Linhas do conjunto de dados
┏━━
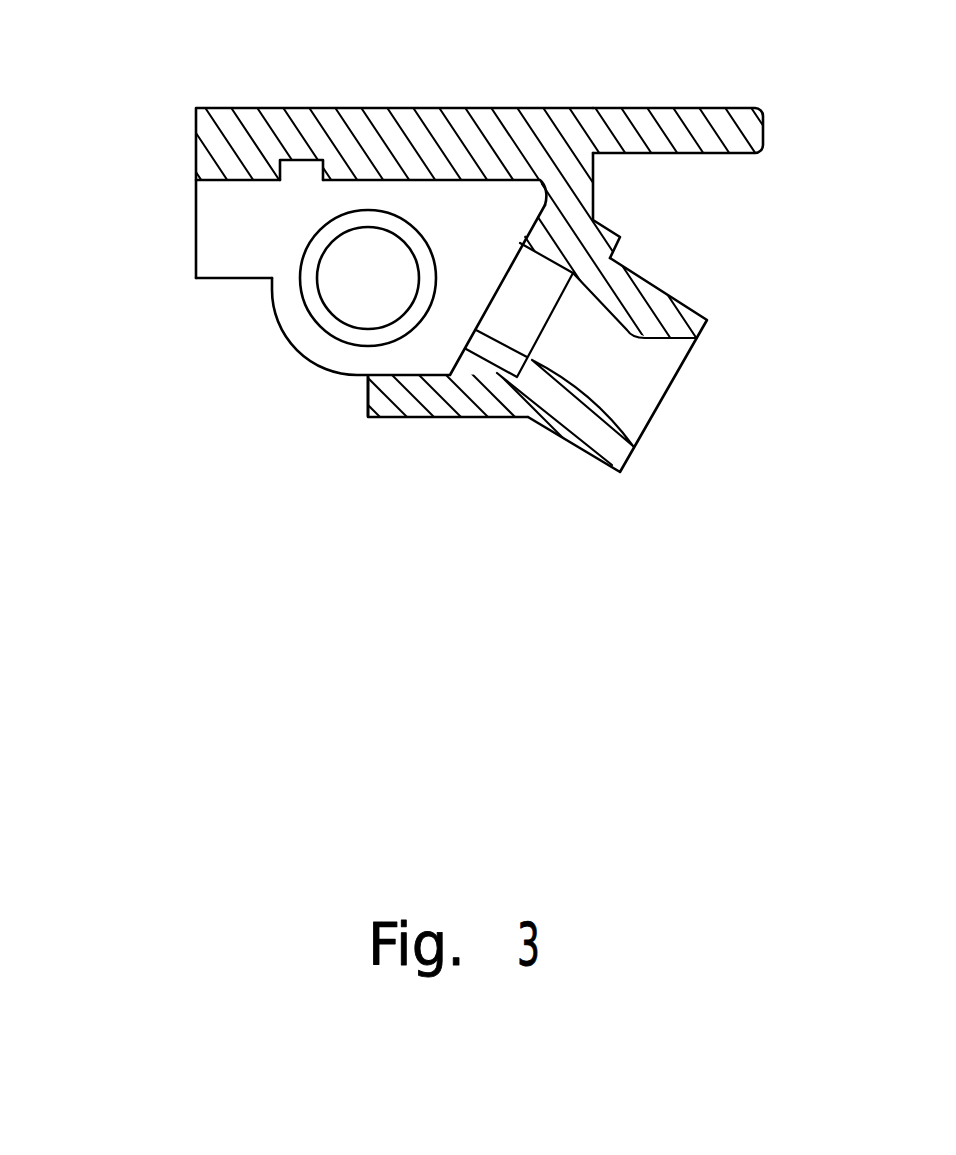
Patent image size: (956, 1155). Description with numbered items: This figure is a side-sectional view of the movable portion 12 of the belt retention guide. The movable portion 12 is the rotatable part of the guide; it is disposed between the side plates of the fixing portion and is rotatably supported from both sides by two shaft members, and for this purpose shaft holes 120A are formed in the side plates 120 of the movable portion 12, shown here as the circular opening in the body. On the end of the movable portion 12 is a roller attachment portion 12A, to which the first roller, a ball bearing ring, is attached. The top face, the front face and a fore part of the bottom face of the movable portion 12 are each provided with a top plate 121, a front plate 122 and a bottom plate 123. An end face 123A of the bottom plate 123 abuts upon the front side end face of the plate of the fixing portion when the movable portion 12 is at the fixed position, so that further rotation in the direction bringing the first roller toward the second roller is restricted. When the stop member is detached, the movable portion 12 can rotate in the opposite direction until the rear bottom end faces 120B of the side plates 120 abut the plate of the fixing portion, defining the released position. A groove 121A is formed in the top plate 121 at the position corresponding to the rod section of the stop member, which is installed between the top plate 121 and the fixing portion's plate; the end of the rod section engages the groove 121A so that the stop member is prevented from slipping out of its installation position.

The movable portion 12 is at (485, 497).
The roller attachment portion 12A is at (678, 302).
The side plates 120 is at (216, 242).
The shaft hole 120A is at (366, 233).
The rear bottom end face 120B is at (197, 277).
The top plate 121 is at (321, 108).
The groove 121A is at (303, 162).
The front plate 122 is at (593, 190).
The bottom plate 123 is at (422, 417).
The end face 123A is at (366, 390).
┗━━
• _Desafio_
Reproduza fielmente todas as linhas do material acima, sem qualquer alteração, e omita as imagens na resposta.

• _Resultado do exercício_
Patent image size: (956, 1155). Description with numbered items: This figure is a side-sectional view of the movable portion 12 of the belt retention guide. The movable portion 12 is the rotatable part of the guide; it is disposed between the side plates of the fixing portion and is rotatably supported from both sides by two shaft members, and for this purpose shaft holes 120A are formed in the side plates 120 of the movable portion 12, shown here as the circular opening in the body. On the end of the movable portion 12 is a roller attachment portion 12A, to which the first roller, a ball bearing ring, is attached. The top face, the front face and a fore part of the bottom face of the movable portion 12 are each provided with a top plate 121, a front plate 122 and a bottom plate 123. An end face 123A of the bottom plate 123 abuts upon the front side end face of the plate of the fixing portion when the movable portion 12 is at the fixed position, so that further rotation in the direction bringing the first roller toward the second roller is restricted. When the stop member is detached, the movable portion 12 can rotate in the opposite direction until the rear bottom end faces 120B of the side plates 120 abut the plate of the fixing portion, defining the released position. A groove 121A is formed in the top plate 121 at the position corresponding to the rod section of the stop member, which is installed between the top plate 121 and the fixing portion's plate; the end of the rod section engages the groove 121A so that the stop member is prevented from slipping out of its installation position.

The movable portion 12 is at (485, 497).
The roller attachment portion 12A is at (678, 302).
The side plates 120 is at (216, 242).
The shaft hole 120A is at (366, 233).
The rear bottom end face 120B is at (197, 277).
The top plate 121 is at (321, 108).
The groove 121A is at (303, 162).
The front plate 122 is at (593, 190).
The bottom plate 123 is at (422, 417).
The end face 123A is at (366, 390).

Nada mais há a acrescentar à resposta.